Stated problem — Transcribe all of the data exactly. Omit the pictures.

Supplied records —
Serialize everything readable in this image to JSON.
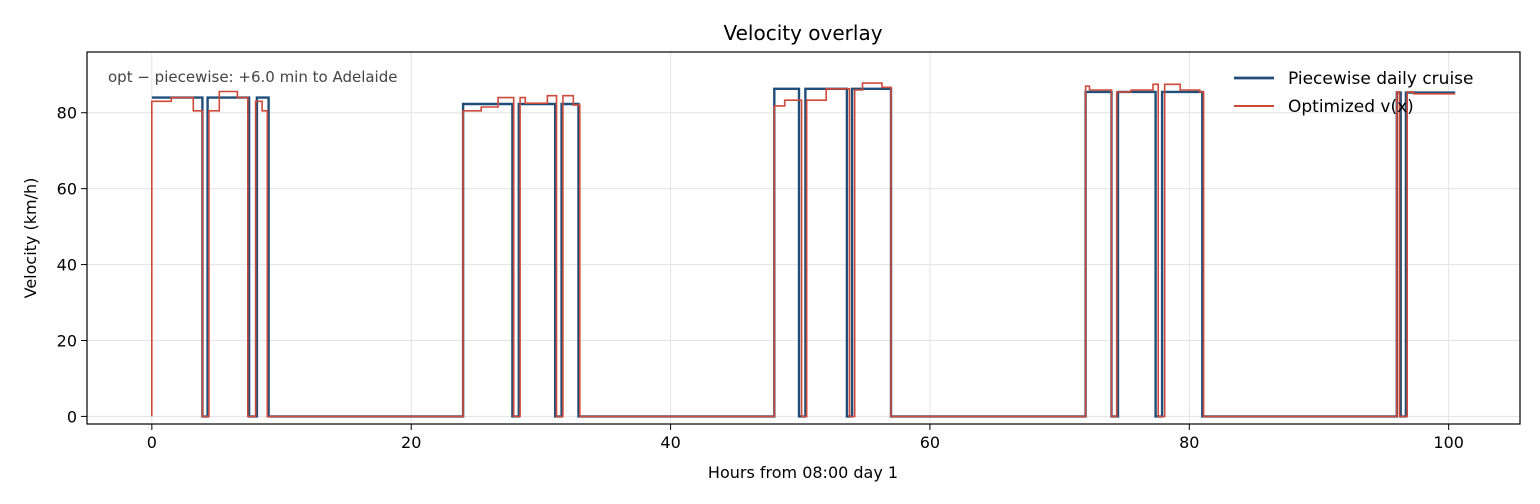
{
  "chart_data": {
    "type": "line",
    "title": "Velocity overlay",
    "xlabel": "Hours from 08:00 day 1",
    "ylabel": "Velocity (km/h)",
    "xlim": [
      -5,
      105.5
    ],
    "ylim": [
      -2,
      96
    ],
    "xticks": [
      0,
      20,
      40,
      60,
      80,
      100
    ],
    "yticks": [
      0,
      20,
      40,
      60,
      80
    ],
    "grid": true,
    "legend_position": "top-right",
    "annotation": "opt − piecewise: +6.0 min to Adelaide",
    "series": [
      {
        "name": "Piecewise daily cruise",
        "color": "#1f4e79",
        "line_width": 2.4,
        "points": [
          [
            0,
            84
          ],
          [
            3.9,
            84
          ],
          [
            3.9,
            0
          ],
          [
            4.3,
            0
          ],
          [
            4.3,
            84
          ],
          [
            7.5,
            84
          ],
          [
            7.5,
            0
          ],
          [
            8.1,
            0
          ],
          [
            8.1,
            84
          ],
          [
            9.0,
            84
          ],
          [
            9.0,
            0
          ],
          [
            24.0,
            0
          ],
          [
            24.0,
            82.3
          ],
          [
            27.8,
            82.3
          ],
          [
            27.8,
            0
          ],
          [
            28.3,
            0
          ],
          [
            28.3,
            82.3
          ],
          [
            31.1,
            82.3
          ],
          [
            31.1,
            0
          ],
          [
            31.6,
            0
          ],
          [
            31.6,
            82.3
          ],
          [
            32.9,
            82.3
          ],
          [
            32.9,
            0
          ],
          [
            48.0,
            0
          ],
          [
            48.0,
            86.3
          ],
          [
            49.9,
            86.3
          ],
          [
            49.9,
            0
          ],
          [
            50.4,
            0
          ],
          [
            50.4,
            86.3
          ],
          [
            53.6,
            86.3
          ],
          [
            53.6,
            0
          ],
          [
            54.0,
            0
          ],
          [
            54.0,
            86.3
          ],
          [
            57.0,
            86.3
          ],
          [
            57.0,
            0
          ],
          [
            72.0,
            0
          ],
          [
            72.0,
            85.5
          ],
          [
            74.0,
            85.5
          ],
          [
            74.0,
            0
          ],
          [
            74.5,
            0
          ],
          [
            74.5,
            85.5
          ],
          [
            77.4,
            85.5
          ],
          [
            77.4,
            0
          ],
          [
            77.9,
            0
          ],
          [
            77.9,
            85.5
          ],
          [
            81.0,
            85.5
          ],
          [
            81.0,
            0
          ],
          [
            96.0,
            0
          ],
          [
            96.0,
            85.3
          ],
          [
            96.3,
            85.3
          ],
          [
            96.3,
            0
          ],
          [
            96.7,
            0
          ],
          [
            96.7,
            85.3
          ],
          [
            100.5,
            85.3
          ]
        ]
      },
      {
        "name": "Optimized v(x)",
        "color": "#cd4a3b",
        "line_width": 1.6,
        "points": [
          [
            0,
            0
          ],
          [
            0,
            83
          ],
          [
            1.5,
            83
          ],
          [
            1.5,
            84
          ],
          [
            3.2,
            84
          ],
          [
            3.2,
            80.5
          ],
          [
            3.9,
            80.5
          ],
          [
            3.9,
            0
          ],
          [
            4.4,
            0
          ],
          [
            4.4,
            80.5
          ],
          [
            5.2,
            80.5
          ],
          [
            5.2,
            85.6
          ],
          [
            6.6,
            85.6
          ],
          [
            6.6,
            84
          ],
          [
            7.4,
            84
          ],
          [
            7.4,
            0
          ],
          [
            8.0,
            0
          ],
          [
            8.0,
            83
          ],
          [
            8.5,
            83
          ],
          [
            8.5,
            80.5
          ],
          [
            8.9,
            80.5
          ],
          [
            8.9,
            0
          ],
          [
            24.0,
            0
          ],
          [
            24.0,
            80.5
          ],
          [
            25.4,
            80.5
          ],
          [
            25.4,
            81.5
          ],
          [
            26.7,
            81.5
          ],
          [
            26.7,
            84
          ],
          [
            27.9,
            84
          ],
          [
            27.9,
            0
          ],
          [
            28.4,
            0
          ],
          [
            28.4,
            84
          ],
          [
            28.8,
            84
          ],
          [
            28.8,
            82.5
          ],
          [
            30.5,
            82.5
          ],
          [
            30.5,
            84.5
          ],
          [
            31.2,
            84.5
          ],
          [
            31.2,
            0
          ],
          [
            31.7,
            0
          ],
          [
            31.7,
            84.5
          ],
          [
            32.5,
            84.5
          ],
          [
            32.5,
            82
          ],
          [
            33.0,
            82
          ],
          [
            33.0,
            0
          ],
          [
            48.0,
            0
          ],
          [
            48.0,
            81.8
          ],
          [
            48.8,
            81.8
          ],
          [
            48.8,
            83.3
          ],
          [
            50.1,
            83.3
          ],
          [
            50.1,
            0
          ],
          [
            50.5,
            0
          ],
          [
            50.5,
            83.3
          ],
          [
            52.0,
            83.3
          ],
          [
            52.0,
            86.3
          ],
          [
            53.8,
            86.3
          ],
          [
            53.8,
            0
          ],
          [
            54.2,
            0
          ],
          [
            54.2,
            86
          ],
          [
            54.8,
            86
          ],
          [
            54.8,
            87.8
          ],
          [
            56.3,
            87.8
          ],
          [
            56.3,
            86.7
          ],
          [
            57.0,
            86.7
          ],
          [
            57.0,
            0
          ],
          [
            72.0,
            0
          ],
          [
            72.0,
            87
          ],
          [
            72.3,
            87
          ],
          [
            72.3,
            86
          ],
          [
            74.0,
            86
          ],
          [
            74.0,
            0
          ],
          [
            74.4,
            0
          ],
          [
            74.4,
            85.5
          ],
          [
            75.5,
            85.5
          ],
          [
            75.5,
            86
          ],
          [
            77.2,
            86
          ],
          [
            77.2,
            87.5
          ],
          [
            77.6,
            87.5
          ],
          [
            77.6,
            0
          ],
          [
            78.1,
            0
          ],
          [
            78.1,
            87.5
          ],
          [
            79.3,
            87.5
          ],
          [
            79.3,
            86
          ],
          [
            80.8,
            86
          ],
          [
            80.8,
            85.5
          ],
          [
            81.1,
            85.5
          ],
          [
            81.1,
            0
          ],
          [
            96.0,
            0
          ],
          [
            96.0,
            85.5
          ],
          [
            96.2,
            85.5
          ],
          [
            96.2,
            0
          ],
          [
            96.8,
            0
          ],
          [
            96.8,
            85.5
          ],
          [
            97.3,
            85.5
          ],
          [
            97.3,
            85
          ],
          [
            100.5,
            85
          ]
        ]
      }
    ]
  }
}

Task result —
Serialize everything readable in this image to JSON.
{
  "chart_data": {
    "type": "line",
    "title": "Velocity overlay",
    "xlabel": "Hours from 08:00 day 1",
    "ylabel": "Velocity (km/h)",
    "xlim": [
      -5,
      105.5
    ],
    "ylim": [
      -2,
      96
    ],
    "xticks": [
      0,
      20,
      40,
      60,
      80,
      100
    ],
    "yticks": [
      0,
      20,
      40,
      60,
      80
    ],
    "grid": true,
    "legend_position": "top-right",
    "annotation": "opt − piecewise: +6.0 min to Adelaide",
    "series": [
      {
        "name": "Piecewise daily cruise",
        "color": "#1f4e79",
        "line_width": 2.4,
        "points": [
          [
            0,
            84
          ],
          [
            3.9,
            84
          ],
          [
            3.9,
            0
          ],
          [
            4.3,
            0
          ],
          [
            4.3,
            84
          ],
          [
            7.5,
            84
          ],
          [
            7.5,
            0
          ],
          [
            8.1,
            0
          ],
          [
            8.1,
            84
          ],
          [
            9.0,
            84
          ],
          [
            9.0,
            0
          ],
          [
            24.0,
            0
          ],
          [
            24.0,
            82.3
          ],
          [
            27.8,
            82.3
          ],
          [
            27.8,
            0
          ],
          [
            28.3,
            0
          ],
          [
            28.3,
            82.3
          ],
          [
            31.1,
            82.3
          ],
          [
            31.1,
            0
          ],
          [
            31.6,
            0
          ],
          [
            31.6,
            82.3
          ],
          [
            32.9,
            82.3
          ],
          [
            32.9,
            0
          ],
          [
            48.0,
            0
          ],
          [
            48.0,
            86.3
          ],
          [
            49.9,
            86.3
          ],
          [
            49.9,
            0
          ],
          [
            50.4,
            0
          ],
          [
            50.4,
            86.3
          ],
          [
            53.6,
            86.3
          ],
          [
            53.6,
            0
          ],
          [
            54.0,
            0
          ],
          [
            54.0,
            86.3
          ],
          [
            57.0,
            86.3
          ],
          [
            57.0,
            0
          ],
          [
            72.0,
            0
          ],
          [
            72.0,
            85.5
          ],
          [
            74.0,
            85.5
          ],
          [
            74.0,
            0
          ],
          [
            74.5,
            0
          ],
          [
            74.5,
            85.5
          ],
          [
            77.4,
            85.5
          ],
          [
            77.4,
            0
          ],
          [
            77.9,
            0
          ],
          [
            77.9,
            85.5
          ],
          [
            81.0,
            85.5
          ],
          [
            81.0,
            0
          ],
          [
            96.0,
            0
          ],
          [
            96.0,
            85.3
          ],
          [
            96.3,
            85.3
          ],
          [
            96.3,
            0
          ],
          [
            96.7,
            0
          ],
          [
            96.7,
            85.3
          ],
          [
            100.5,
            85.3
          ]
        ]
      },
      {
        "name": "Optimized v(x)",
        "color": "#cd4a3b",
        "line_width": 1.6,
        "points": [
          [
            0,
            0
          ],
          [
            0,
            83
          ],
          [
            1.5,
            83
          ],
          [
            1.5,
            84
          ],
          [
            3.2,
            84
          ],
          [
            3.2,
            80.5
          ],
          [
            3.9,
            80.5
          ],
          [
            3.9,
            0
          ],
          [
            4.4,
            0
          ],
          [
            4.4,
            80.5
          ],
          [
            5.2,
            80.5
          ],
          [
            5.2,
            85.6
          ],
          [
            6.6,
            85.6
          ],
          [
            6.6,
            84
          ],
          [
            7.4,
            84
          ],
          [
            7.4,
            0
          ],
          [
            8.0,
            0
          ],
          [
            8.0,
            83
          ],
          [
            8.5,
            83
          ],
          [
            8.5,
            80.5
          ],
          [
            8.9,
            80.5
          ],
          [
            8.9,
            0
          ],
          [
            24.0,
            0
          ],
          [
            24.0,
            80.5
          ],
          [
            25.4,
            80.5
          ],
          [
            25.4,
            81.5
          ],
          [
            26.7,
            81.5
          ],
          [
            26.7,
            84
          ],
          [
            27.9,
            84
          ],
          [
            27.9,
            0
          ],
          [
            28.4,
            0
          ],
          [
            28.4,
            84
          ],
          [
            28.8,
            84
          ],
          [
            28.8,
            82.5
          ],
          [
            30.5,
            82.5
          ],
          [
            30.5,
            84.5
          ],
          [
            31.2,
            84.5
          ],
          [
            31.2,
            0
          ],
          [
            31.7,
            0
          ],
          [
            31.7,
            84.5
          ],
          [
            32.5,
            84.5
          ],
          [
            32.5,
            82
          ],
          [
            33.0,
            82
          ],
          [
            33.0,
            0
          ],
          [
            48.0,
            0
          ],
          [
            48.0,
            81.8
          ],
          [
            48.8,
            81.8
          ],
          [
            48.8,
            83.3
          ],
          [
            50.1,
            83.3
          ],
          [
            50.1,
            0
          ],
          [
            50.5,
            0
          ],
          [
            50.5,
            83.3
          ],
          [
            52.0,
            83.3
          ],
          [
            52.0,
            86.3
          ],
          [
            53.8,
            86.3
          ],
          [
            53.8,
            0
          ],
          [
            54.2,
            0
          ],
          [
            54.2,
            86
          ],
          [
            54.8,
            86
          ],
          [
            54.8,
            87.8
          ],
          [
            56.3,
            87.8
          ],
          [
            56.3,
            86.7
          ],
          [
            57.0,
            86.7
          ],
          [
            57.0,
            0
          ],
          [
            72.0,
            0
          ],
          [
            72.0,
            87
          ],
          [
            72.3,
            87
          ],
          [
            72.3,
            86
          ],
          [
            74.0,
            86
          ],
          [
            74.0,
            0
          ],
          [
            74.4,
            0
          ],
          [
            74.4,
            85.5
          ],
          [
            75.5,
            85.5
          ],
          [
            75.5,
            86
          ],
          [
            77.2,
            86
          ],
          [
            77.2,
            87.5
          ],
          [
            77.6,
            87.5
          ],
          [
            77.6,
            0
          ],
          [
            78.1,
            0
          ],
          [
            78.1,
            87.5
          ],
          [
            79.3,
            87.5
          ],
          [
            79.3,
            86
          ],
          [
            80.8,
            86
          ],
          [
            80.8,
            85.5
          ],
          [
            81.1,
            85.5
          ],
          [
            81.1,
            0
          ],
          [
            96.0,
            0
          ],
          [
            96.0,
            85.5
          ],
          [
            96.2,
            85.5
          ],
          [
            96.2,
            0
          ],
          [
            96.8,
            0
          ],
          [
            96.8,
            85.5
          ],
          [
            97.3,
            85.5
          ],
          [
            97.3,
            85
          ],
          [
            100.5,
            85
          ]
        ]
      }
    ]
  }
}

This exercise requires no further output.